Source data
┄┄┄┄┄┄┄┄┄┄┄┄┄┄┄┄┄┄┄┄

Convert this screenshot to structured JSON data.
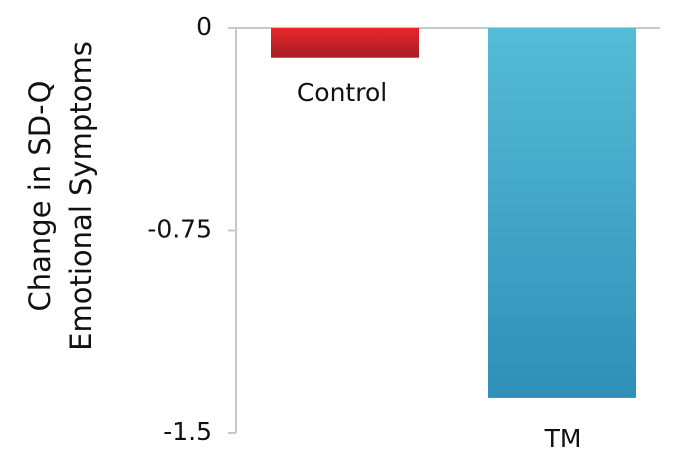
{
  "chart_data": {
    "type": "bar",
    "categories": [
      "Control",
      "TM"
    ],
    "values": [
      -0.11,
      -1.37
    ],
    "ylabel_lines": [
      "Change in SD-Q",
      "Emotional Symptoms"
    ],
    "xlabel": "",
    "ylim": [
      -1.5,
      0
    ],
    "yticks": [
      0,
      -0.75,
      -1.5
    ],
    "ytick_labels": [
      "0",
      "-0.75",
      "-1.5"
    ],
    "grid": false,
    "colors": {
      "Control": [
        "#e8262b",
        "#a51d23"
      ],
      "TM": [
        "#55bcd6",
        "#2f8fb8"
      ]
    }
  }
}
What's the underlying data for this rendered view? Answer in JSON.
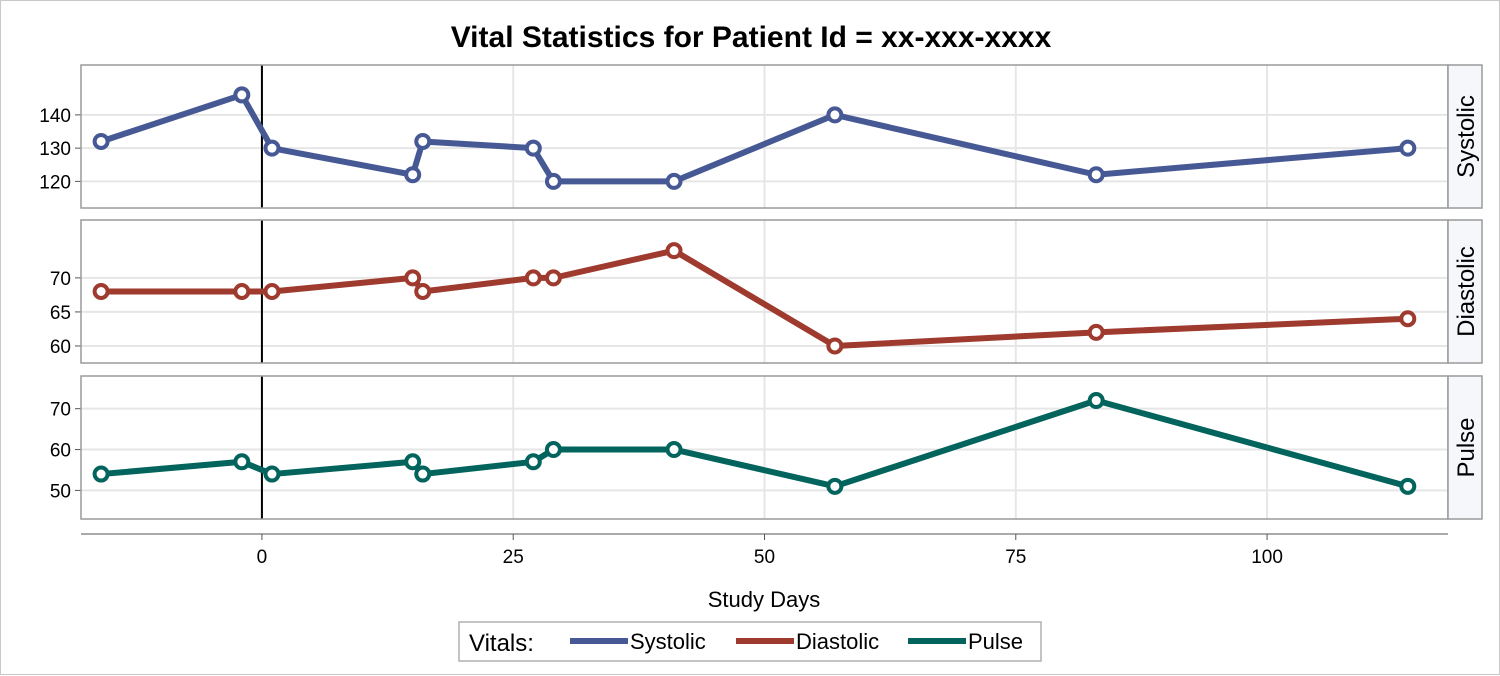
{
  "chart_data": {
    "type": "line",
    "title": "Vital Statistics for Patient Id = xx-xxx-xxxx",
    "xlabel": "Study Days",
    "x_ticks": [
      0,
      25,
      50,
      75,
      100
    ],
    "xlim": [
      -18,
      118
    ],
    "reference_line_x": 0,
    "grid": true,
    "legend": {
      "title": "Vitals:",
      "placement": "bottom",
      "entries": [
        "Systolic",
        "Diastolic",
        "Pulse"
      ]
    },
    "panels": [
      {
        "name": "Systolic",
        "color": "#475994",
        "ylim": [
          112,
          155
        ],
        "y_ticks": [
          120,
          130,
          140
        ],
        "x": [
          -16,
          -2,
          1,
          15,
          16,
          27,
          29,
          41,
          57,
          83,
          114
        ],
        "values": [
          132,
          146,
          130,
          122,
          132,
          130,
          120,
          120,
          140,
          122,
          130
        ]
      },
      {
        "name": "Diastolic",
        "color": "#9E3A2E",
        "ylim": [
          57.5,
          78.5
        ],
        "y_ticks": [
          60,
          65,
          70
        ],
        "x": [
          -16,
          -2,
          1,
          15,
          16,
          27,
          29,
          41,
          57,
          83,
          114
        ],
        "values": [
          68,
          68,
          68,
          70,
          68,
          70,
          70,
          74,
          60,
          62,
          64
        ]
      },
      {
        "name": "Pulse",
        "color": "#02645C",
        "ylim": [
          43,
          78
        ],
        "y_ticks": [
          50,
          60,
          70
        ],
        "x": [
          -16,
          -2,
          1,
          15,
          16,
          27,
          29,
          41,
          57,
          83,
          114
        ],
        "values": [
          54,
          57,
          54,
          57,
          54,
          57,
          60,
          60,
          51,
          72,
          51
        ]
      }
    ]
  }
}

┄┄┄┄┄┄┄┄┄┄┄┄┄┄┄┄┄┄┄┄

> [Stated goal] Quote each line of the listing exactly, but leave the pictures out.

> [Output]
Convert this screenshot to structured JSON data.
{
  "chart_data": {
    "type": "bar",
    "categories": [
      "Control",
      "TM"
    ],
    "values": [
      -0.11,
      -1.37
    ],
    "ylabel_lines": [
      "Change in SD-Q",
      "Emotional Symptoms"
    ],
    "xlabel": "",
    "ylim": [
      -1.5,
      0
    ],
    "yticks": [
      0,
      -0.75,
      -1.5
    ],
    "ytick_labels": [
      "0",
      "-0.75",
      "-1.5"
    ],
    "grid": false,
    "colors": {
      "Control": [
        "#e8262b",
        "#a51d23"
      ],
      "TM": [
        "#55bcd6",
        "#2f8fb8"
      ]
    }
  }
}
What's the underlying data for this rendered view? Answer in JSON.
{
  "chart_data": {
    "type": "line",
    "title": "Vital Statistics for Patient Id = xx-xxx-xxxx",
    "xlabel": "Study Days",
    "x_ticks": [
      0,
      25,
      50,
      75,
      100
    ],
    "xlim": [
      -18,
      118
    ],
    "reference_line_x": 0,
    "grid": true,
    "legend": {
      "title": "Vitals:",
      "placement": "bottom",
      "entries": [
        "Systolic",
        "Diastolic",
        "Pulse"
      ]
    },
    "panels": [
      {
        "name": "Systolic",
        "color": "#475994",
        "ylim": [
          112,
          155
        ],
        "y_ticks": [
          120,
          130,
          140
        ],
        "x": [
          -16,
          -2,
          1,
          15,
          16,
          27,
          29,
          41,
          57,
          83,
          114
        ],
        "values": [
          132,
          146,
          130,
          122,
          132,
          130,
          120,
          120,
          140,
          122,
          130
        ]
      },
      {
        "name": "Diastolic",
        "color": "#9E3A2E",
        "ylim": [
          57.5,
          78.5
        ],
        "y_ticks": [
          60,
          65,
          70
        ],
        "x": [
          -16,
          -2,
          1,
          15,
          16,
          27,
          29,
          41,
          57,
          83,
          114
        ],
        "values": [
          68,
          68,
          68,
          70,
          68,
          70,
          70,
          74,
          60,
          62,
          64
        ]
      },
      {
        "name": "Pulse",
        "color": "#02645C",
        "ylim": [
          43,
          78
        ],
        "y_ticks": [
          50,
          60,
          70
        ],
        "x": [
          -16,
          -2,
          1,
          15,
          16,
          27,
          29,
          41,
          57,
          83,
          114
        ],
        "values": [
          54,
          57,
          54,
          57,
          54,
          57,
          60,
          60,
          51,
          72,
          51
        ]
      }
    ]
  }
}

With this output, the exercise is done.